▸ **Task brief**
Everything from the line containing "Read all visible content and emit it as JSON." through the final line of the records must be transcribed verbatim; nothing else belongs in the result.

▸ **Records to process**

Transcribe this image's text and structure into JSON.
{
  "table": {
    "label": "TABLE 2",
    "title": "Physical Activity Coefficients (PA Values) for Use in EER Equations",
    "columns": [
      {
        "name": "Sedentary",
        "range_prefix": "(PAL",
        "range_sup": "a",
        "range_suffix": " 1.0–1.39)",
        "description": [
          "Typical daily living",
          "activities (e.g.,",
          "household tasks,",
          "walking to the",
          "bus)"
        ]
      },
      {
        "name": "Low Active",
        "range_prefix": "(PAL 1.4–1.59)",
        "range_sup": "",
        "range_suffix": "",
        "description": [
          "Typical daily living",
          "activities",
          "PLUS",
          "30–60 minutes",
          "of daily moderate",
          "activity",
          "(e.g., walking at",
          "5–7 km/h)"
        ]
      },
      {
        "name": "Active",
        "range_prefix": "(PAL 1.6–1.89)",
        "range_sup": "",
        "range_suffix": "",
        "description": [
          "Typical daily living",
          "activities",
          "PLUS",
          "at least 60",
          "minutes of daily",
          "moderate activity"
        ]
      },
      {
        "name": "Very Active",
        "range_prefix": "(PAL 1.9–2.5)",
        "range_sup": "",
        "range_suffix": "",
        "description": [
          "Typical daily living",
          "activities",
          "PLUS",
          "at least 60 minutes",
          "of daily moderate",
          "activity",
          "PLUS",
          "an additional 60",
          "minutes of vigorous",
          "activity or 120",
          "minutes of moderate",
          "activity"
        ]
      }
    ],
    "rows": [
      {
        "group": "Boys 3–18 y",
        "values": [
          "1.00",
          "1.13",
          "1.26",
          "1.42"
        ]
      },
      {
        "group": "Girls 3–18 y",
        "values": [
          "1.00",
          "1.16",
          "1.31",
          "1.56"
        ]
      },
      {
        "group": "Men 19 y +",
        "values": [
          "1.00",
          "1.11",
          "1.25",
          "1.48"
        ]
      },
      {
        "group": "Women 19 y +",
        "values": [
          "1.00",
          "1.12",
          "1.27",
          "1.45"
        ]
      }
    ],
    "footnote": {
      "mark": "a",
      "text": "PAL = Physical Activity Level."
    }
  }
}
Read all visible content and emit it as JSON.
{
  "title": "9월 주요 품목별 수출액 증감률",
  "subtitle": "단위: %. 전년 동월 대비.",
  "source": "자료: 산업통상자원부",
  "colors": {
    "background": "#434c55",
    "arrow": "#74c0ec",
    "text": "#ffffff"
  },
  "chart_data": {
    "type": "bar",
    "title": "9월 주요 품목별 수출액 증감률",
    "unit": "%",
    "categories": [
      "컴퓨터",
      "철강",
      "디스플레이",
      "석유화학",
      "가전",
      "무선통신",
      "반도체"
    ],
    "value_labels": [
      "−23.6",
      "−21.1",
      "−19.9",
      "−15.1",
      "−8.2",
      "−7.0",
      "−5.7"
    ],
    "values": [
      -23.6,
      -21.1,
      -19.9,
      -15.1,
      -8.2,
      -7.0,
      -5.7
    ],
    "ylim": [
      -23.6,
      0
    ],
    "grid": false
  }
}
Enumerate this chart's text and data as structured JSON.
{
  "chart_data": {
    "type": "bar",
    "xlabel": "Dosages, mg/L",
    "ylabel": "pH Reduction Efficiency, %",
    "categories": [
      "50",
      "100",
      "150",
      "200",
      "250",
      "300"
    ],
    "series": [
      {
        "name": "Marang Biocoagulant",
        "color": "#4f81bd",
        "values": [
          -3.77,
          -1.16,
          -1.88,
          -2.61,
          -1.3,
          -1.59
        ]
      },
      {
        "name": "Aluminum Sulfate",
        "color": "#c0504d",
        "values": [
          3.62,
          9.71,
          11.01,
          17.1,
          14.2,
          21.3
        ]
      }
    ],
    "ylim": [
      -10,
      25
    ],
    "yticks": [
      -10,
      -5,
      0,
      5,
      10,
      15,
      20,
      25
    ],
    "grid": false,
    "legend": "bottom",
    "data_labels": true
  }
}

▸ **Result of this task**
Read all visible content and emit it as JSON.
{
  "title": "9월 주요 품목별 수출액 증감률",
  "subtitle": "단위: %. 전년 동월 대비.",
  "source": "자료: 산업통상자원부",
  "colors": {
    "background": "#434c55",
    "arrow": "#74c0ec",
    "text": "#ffffff"
  },
  "chart_data": {
    "type": "bar",
    "title": "9월 주요 품목별 수출액 증감률",
    "unit": "%",
    "categories": [
      "컴퓨터",
      "철강",
      "디스플레이",
      "석유화학",
      "가전",
      "무선통신",
      "반도체"
    ],
    "value_labels": [
      "−23.6",
      "−21.1",
      "−19.9",
      "−15.1",
      "−8.2",
      "−7.0",
      "−5.7"
    ],
    "values": [
      -23.6,
      -21.1,
      -19.9,
      -15.1,
      -8.2,
      -7.0,
      -5.7
    ],
    "ylim": [
      -23.6,
      0
    ],
    "grid": false
  }
}
Enumerate this chart's text and data as structured JSON.
{
  "chart_data": {
    "type": "bar",
    "xlabel": "Dosages, mg/L",
    "ylabel": "pH Reduction Efficiency, %",
    "categories": [
      "50",
      "100",
      "150",
      "200",
      "250",
      "300"
    ],
    "series": [
      {
        "name": "Marang Biocoagulant",
        "color": "#4f81bd",
        "values": [
          -3.77,
          -1.16,
          -1.88,
          -2.61,
          -1.3,
          -1.59
        ]
      },
      {
        "name": "Aluminum Sulfate",
        "color": "#c0504d",
        "values": [
          3.62,
          9.71,
          11.01,
          17.1,
          14.2,
          21.3
        ]
      }
    ],
    "ylim": [
      -10,
      25
    ],
    "yticks": [
      -10,
      -5,
      0,
      5,
      10,
      15,
      20,
      25
    ],
    "grid": false,
    "legend": "bottom",
    "data_labels": true
  }
}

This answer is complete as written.